▸ **The exercise**:
Locate the string "name" in the records below. Copy every line where it occurs.

>> BEGIN

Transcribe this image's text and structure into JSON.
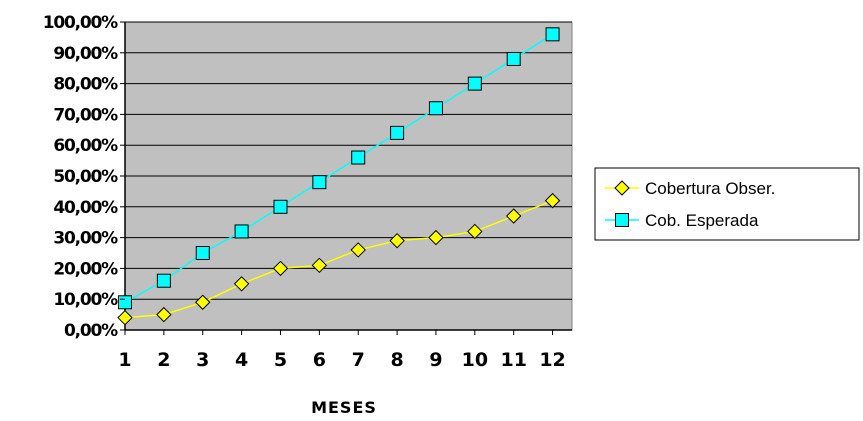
{
  "chart_data": {
    "type": "line",
    "title": "",
    "xlabel": "MESES",
    "ylabel": "",
    "x": [
      "1",
      "2",
      "3",
      "4",
      "5",
      "6",
      "7",
      "8",
      "9",
      "10",
      "11",
      "12"
    ],
    "y_ticks": [
      "0,00%",
      "10,00%",
      "20,00%",
      "30,00%",
      "40,00%",
      "50,00%",
      "60,00%",
      "70,00%",
      "80,00%",
      "90,00%",
      "100,00%"
    ],
    "ylim": [
      0,
      100
    ],
    "grid": true,
    "legend_position": "right",
    "plot_background": "#c0c0c0",
    "series": [
      {
        "name": "Cobertura Obser.",
        "marker": "diamond",
        "line_color": "#ffff00",
        "marker_fill": "#ffff00",
        "values": [
          4,
          5,
          9,
          15,
          20,
          21,
          26,
          29,
          30,
          32,
          37,
          42
        ]
      },
      {
        "name": "Cob. Esperada",
        "marker": "square",
        "line_color": "#00ffff",
        "marker_fill": "#00ffff",
        "values": [
          9,
          16,
          25,
          32,
          40,
          48,
          56,
          64,
          72,
          80,
          88,
          96
        ]
      }
    ]
  }
}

>> END

▸ **Solution for this task**:
        "name": "Cobertura Obser.",
        "name": "Cob. Esperada",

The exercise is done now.